Extracted data entries
[Begin]

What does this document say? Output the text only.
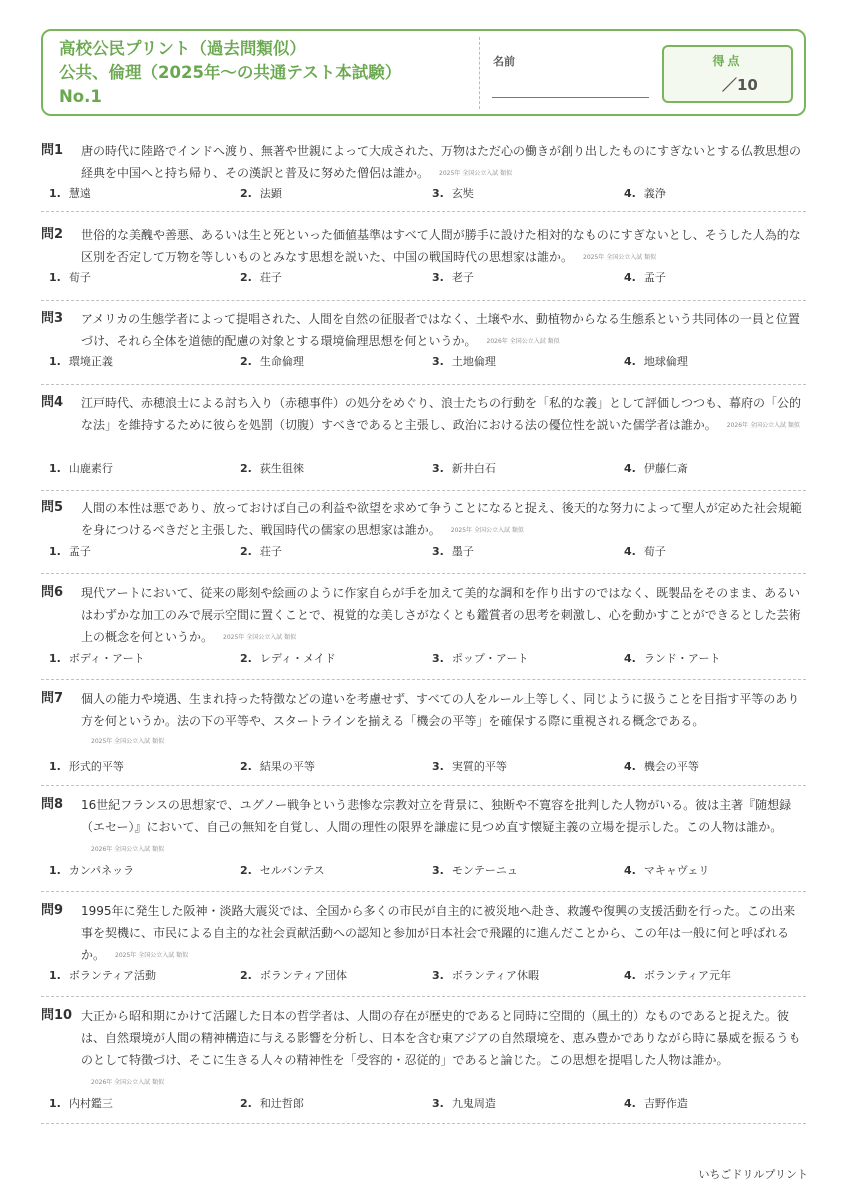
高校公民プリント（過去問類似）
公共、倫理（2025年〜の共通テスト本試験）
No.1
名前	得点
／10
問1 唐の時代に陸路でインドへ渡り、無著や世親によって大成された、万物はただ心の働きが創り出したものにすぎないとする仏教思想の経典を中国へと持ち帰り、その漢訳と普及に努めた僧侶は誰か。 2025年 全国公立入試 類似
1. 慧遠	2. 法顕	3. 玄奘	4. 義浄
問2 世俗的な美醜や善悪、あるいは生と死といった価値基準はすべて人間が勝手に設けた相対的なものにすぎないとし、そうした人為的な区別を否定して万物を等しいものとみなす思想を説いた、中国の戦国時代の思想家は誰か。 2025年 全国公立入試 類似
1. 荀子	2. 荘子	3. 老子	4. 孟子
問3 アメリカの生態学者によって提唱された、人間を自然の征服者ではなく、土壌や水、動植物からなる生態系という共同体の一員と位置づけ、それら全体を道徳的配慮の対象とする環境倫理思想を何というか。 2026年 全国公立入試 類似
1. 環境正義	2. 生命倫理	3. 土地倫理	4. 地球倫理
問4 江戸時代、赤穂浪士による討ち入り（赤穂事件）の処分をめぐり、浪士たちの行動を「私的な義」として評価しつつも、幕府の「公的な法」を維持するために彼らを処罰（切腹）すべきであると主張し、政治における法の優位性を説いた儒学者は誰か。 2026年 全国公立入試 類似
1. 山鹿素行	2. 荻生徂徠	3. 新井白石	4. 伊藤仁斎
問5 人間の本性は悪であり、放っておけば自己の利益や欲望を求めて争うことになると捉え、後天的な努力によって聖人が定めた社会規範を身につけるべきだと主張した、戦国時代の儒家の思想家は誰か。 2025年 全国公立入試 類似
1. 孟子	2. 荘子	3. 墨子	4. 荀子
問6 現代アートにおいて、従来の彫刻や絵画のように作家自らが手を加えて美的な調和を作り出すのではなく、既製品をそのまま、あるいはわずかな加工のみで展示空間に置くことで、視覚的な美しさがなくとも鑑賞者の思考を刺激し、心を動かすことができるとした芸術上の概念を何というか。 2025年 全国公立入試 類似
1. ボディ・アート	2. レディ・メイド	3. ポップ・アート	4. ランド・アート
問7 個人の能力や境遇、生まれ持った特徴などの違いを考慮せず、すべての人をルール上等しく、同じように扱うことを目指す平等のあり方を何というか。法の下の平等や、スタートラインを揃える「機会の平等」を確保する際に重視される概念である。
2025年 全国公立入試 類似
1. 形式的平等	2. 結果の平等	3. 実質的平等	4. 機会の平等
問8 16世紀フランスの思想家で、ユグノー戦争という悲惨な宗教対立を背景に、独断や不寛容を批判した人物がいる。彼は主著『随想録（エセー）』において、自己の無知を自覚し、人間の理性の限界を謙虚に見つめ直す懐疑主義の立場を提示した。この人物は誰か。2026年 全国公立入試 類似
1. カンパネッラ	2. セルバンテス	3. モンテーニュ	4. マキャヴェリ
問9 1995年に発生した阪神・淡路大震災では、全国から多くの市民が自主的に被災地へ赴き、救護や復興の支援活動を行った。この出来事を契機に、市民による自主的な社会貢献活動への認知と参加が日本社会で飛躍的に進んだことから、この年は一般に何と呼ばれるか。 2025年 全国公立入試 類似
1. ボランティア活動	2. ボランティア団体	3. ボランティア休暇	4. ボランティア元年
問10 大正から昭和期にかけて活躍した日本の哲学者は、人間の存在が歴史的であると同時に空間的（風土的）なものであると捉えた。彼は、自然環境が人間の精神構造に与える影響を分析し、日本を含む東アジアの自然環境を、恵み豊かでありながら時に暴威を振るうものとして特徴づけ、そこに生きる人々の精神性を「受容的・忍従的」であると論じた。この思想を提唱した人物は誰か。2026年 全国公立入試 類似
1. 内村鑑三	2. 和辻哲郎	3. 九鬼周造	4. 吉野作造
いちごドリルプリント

[End]

# [Work required]
What is the number of lines in the data that hold the string "機会の平等"? Answer with the number only.

# [Problem solution]
2